• _Exercise aim_
Find every line below that contains the word "bình" and copy it out.

Dataset items:
>> BEGIN

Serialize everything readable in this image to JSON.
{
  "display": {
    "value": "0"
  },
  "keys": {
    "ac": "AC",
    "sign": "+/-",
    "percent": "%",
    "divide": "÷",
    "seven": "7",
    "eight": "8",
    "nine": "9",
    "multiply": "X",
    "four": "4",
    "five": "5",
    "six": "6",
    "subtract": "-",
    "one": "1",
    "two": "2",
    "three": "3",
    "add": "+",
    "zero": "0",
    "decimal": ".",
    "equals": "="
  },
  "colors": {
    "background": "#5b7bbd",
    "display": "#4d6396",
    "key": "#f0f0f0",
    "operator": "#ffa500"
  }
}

>> END
>> BEGIN

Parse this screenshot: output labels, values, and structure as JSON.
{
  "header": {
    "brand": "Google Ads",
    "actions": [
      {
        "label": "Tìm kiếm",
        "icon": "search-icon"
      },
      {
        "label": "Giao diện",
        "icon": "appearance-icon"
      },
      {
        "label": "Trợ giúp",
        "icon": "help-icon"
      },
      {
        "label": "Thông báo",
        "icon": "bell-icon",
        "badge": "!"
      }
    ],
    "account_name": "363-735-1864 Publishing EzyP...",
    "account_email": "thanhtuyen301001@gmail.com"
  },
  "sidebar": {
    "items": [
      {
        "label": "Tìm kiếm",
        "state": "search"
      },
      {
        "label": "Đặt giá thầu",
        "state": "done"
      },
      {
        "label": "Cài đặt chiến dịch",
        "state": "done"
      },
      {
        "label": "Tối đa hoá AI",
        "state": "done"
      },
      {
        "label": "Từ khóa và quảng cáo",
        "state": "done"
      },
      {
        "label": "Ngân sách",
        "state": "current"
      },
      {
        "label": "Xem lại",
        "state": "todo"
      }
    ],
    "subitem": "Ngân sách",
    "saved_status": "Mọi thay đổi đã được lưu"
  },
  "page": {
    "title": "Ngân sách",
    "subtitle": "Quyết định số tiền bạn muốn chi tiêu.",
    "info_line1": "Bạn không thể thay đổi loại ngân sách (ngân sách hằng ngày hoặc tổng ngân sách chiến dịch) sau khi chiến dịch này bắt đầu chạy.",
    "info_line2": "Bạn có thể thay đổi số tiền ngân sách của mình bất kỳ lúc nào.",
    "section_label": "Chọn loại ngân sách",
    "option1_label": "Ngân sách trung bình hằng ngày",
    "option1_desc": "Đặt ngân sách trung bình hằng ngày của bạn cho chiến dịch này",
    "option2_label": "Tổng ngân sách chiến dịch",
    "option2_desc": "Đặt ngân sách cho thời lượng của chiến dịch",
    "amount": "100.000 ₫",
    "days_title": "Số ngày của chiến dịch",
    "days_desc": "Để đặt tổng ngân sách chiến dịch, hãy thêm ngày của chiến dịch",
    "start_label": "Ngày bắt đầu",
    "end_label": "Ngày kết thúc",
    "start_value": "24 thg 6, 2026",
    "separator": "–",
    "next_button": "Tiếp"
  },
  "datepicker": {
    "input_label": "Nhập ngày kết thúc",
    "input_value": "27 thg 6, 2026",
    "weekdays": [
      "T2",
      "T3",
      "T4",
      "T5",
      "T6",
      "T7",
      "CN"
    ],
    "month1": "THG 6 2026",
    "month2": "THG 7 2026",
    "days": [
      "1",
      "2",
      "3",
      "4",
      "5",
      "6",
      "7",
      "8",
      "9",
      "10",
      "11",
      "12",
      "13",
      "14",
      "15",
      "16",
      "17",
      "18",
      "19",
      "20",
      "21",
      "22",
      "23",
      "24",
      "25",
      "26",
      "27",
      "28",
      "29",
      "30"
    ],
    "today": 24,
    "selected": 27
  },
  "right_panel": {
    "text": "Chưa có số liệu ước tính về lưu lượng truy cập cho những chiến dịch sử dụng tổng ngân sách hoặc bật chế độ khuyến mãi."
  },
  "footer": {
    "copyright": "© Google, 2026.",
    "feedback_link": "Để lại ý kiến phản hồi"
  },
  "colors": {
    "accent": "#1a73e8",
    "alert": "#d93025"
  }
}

>> END

• _Reply to the task_
    "option1_label": "Ngân sách trung bình hằng ngày",
    "option1_desc": "Đặt ngân sách trung bình hằng ngày của bạn cho chiến dịch này",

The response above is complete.